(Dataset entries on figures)
□ □ □ □ □
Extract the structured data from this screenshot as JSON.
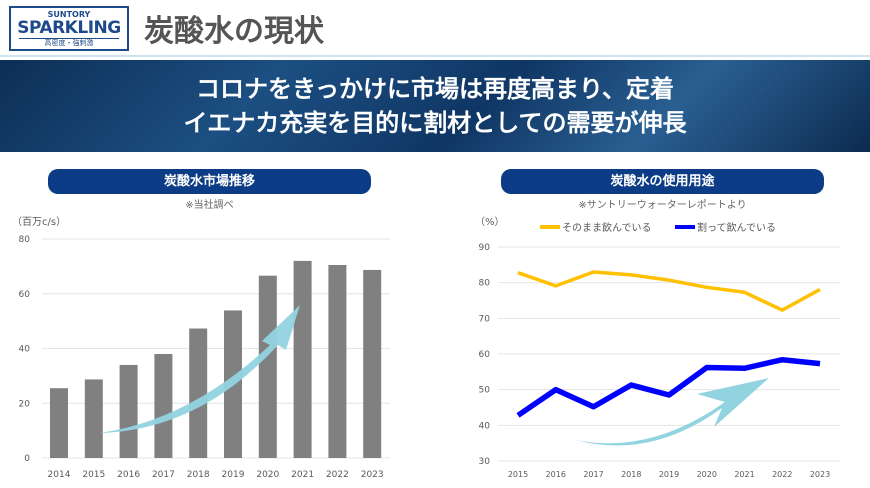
{
  "logo": {
    "brand_top": "SUNTORY",
    "brand": "SPARKLING",
    "tagline": "高密度・強刺激"
  },
  "title": "炭酸水の現状",
  "banner": {
    "line1": "コロナをきっかけに市場は再度高まり、定着",
    "line2": "イエナカ充実を目的に割材としての需要が伸長"
  },
  "colors": {
    "bar": "#808080",
    "line_straight": "#FFC000",
    "line_mixer": "#0000FF",
    "arrow": "#92D3E0",
    "pill": "#0D3C86"
  },
  "chart_data": [
    {
      "type": "bar",
      "title": "炭酸水市場推移",
      "note": "※当社調べ",
      "ylabel": "（百万c/s）",
      "ylim": [
        0,
        80
      ],
      "yticks": [
        0,
        20,
        40,
        60,
        80
      ],
      "grid": true,
      "categories": [
        "2014",
        "2015",
        "2016",
        "2017",
        "2018",
        "2019",
        "2020",
        "2021",
        "2022",
        "2023"
      ],
      "values": [
        25.5,
        28.7,
        34,
        38,
        47.3,
        53.9,
        66.6,
        72,
        70.5,
        68.7
      ],
      "annotation": "upward-arrow"
    },
    {
      "type": "line",
      "title": "炭酸水の使用用途",
      "note": "※サントリーウォーターレポートより",
      "ylabel": "（%）",
      "ylim": [
        30,
        90
      ],
      "yticks": [
        30,
        40,
        50,
        60,
        70,
        80,
        90
      ],
      "grid": true,
      "legend": "top",
      "categories": [
        "2015",
        "2016",
        "2017",
        "2018",
        "2019",
        "2020",
        "2021",
        "2022",
        "2023"
      ],
      "series": [
        {
          "name": "そのまま飲んでいる",
          "values": [
            82.8,
            79.1,
            83,
            82.2,
            80.7,
            78.7,
            77.3,
            72.3,
            78.1
          ]
        },
        {
          "name": "割って飲んでいる",
          "values": [
            42.8,
            50,
            45.2,
            51.3,
            48.5,
            56.2,
            56,
            58.4,
            57.3
          ]
        }
      ],
      "annotation": "upward-arrow"
    }
  ]
}
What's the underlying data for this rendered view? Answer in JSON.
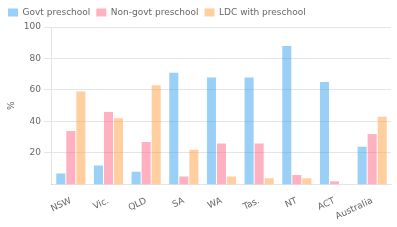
□ □ □ □ □
__WHAT THE TASK REQUIRES__. Give back every line exactly as it stands, pictures excluded.

__REPLY TO THE EXERCISE__.
Extract the structured data from this screenshot as JSON.
{
  "logo": {
    "brand_top": "SUNTORY",
    "brand": "SPARKLING",
    "tagline": "高密度・強刺激"
  },
  "title": "炭酸水の現状",
  "banner": {
    "line1": "コロナをきっかけに市場は再度高まり、定着",
    "line2": "イエナカ充実を目的に割材としての需要が伸長"
  },
  "colors": {
    "bar": "#808080",
    "line_straight": "#FFC000",
    "line_mixer": "#0000FF",
    "arrow": "#92D3E0",
    "pill": "#0D3C86"
  },
  "chart_data": [
    {
      "type": "bar",
      "title": "炭酸水市場推移",
      "note": "※当社調べ",
      "ylabel": "（百万c/s）",
      "ylim": [
        0,
        80
      ],
      "yticks": [
        0,
        20,
        40,
        60,
        80
      ],
      "grid": true,
      "categories": [
        "2014",
        "2015",
        "2016",
        "2017",
        "2018",
        "2019",
        "2020",
        "2021",
        "2022",
        "2023"
      ],
      "values": [
        25.5,
        28.7,
        34,
        38,
        47.3,
        53.9,
        66.6,
        72,
        70.5,
        68.7
      ],
      "annotation": "upward-arrow"
    },
    {
      "type": "line",
      "title": "炭酸水の使用用途",
      "note": "※サントリーウォーターレポートより",
      "ylabel": "（%）",
      "ylim": [
        30,
        90
      ],
      "yticks": [
        30,
        40,
        50,
        60,
        70,
        80,
        90
      ],
      "grid": true,
      "legend": "top",
      "categories": [
        "2015",
        "2016",
        "2017",
        "2018",
        "2019",
        "2020",
        "2021",
        "2022",
        "2023"
      ],
      "series": [
        {
          "name": "そのまま飲んでいる",
          "values": [
            82.8,
            79.1,
            83,
            82.2,
            80.7,
            78.7,
            77.3,
            72.3,
            78.1
          ]
        },
        {
          "name": "割って飲んでいる",
          "values": [
            42.8,
            50,
            45.2,
            51.3,
            48.5,
            56.2,
            56,
            58.4,
            57.3
          ]
        }
      ],
      "annotation": "upward-arrow"
    }
  ]
}
What's the underlying data for this rendered view? Answer in JSON.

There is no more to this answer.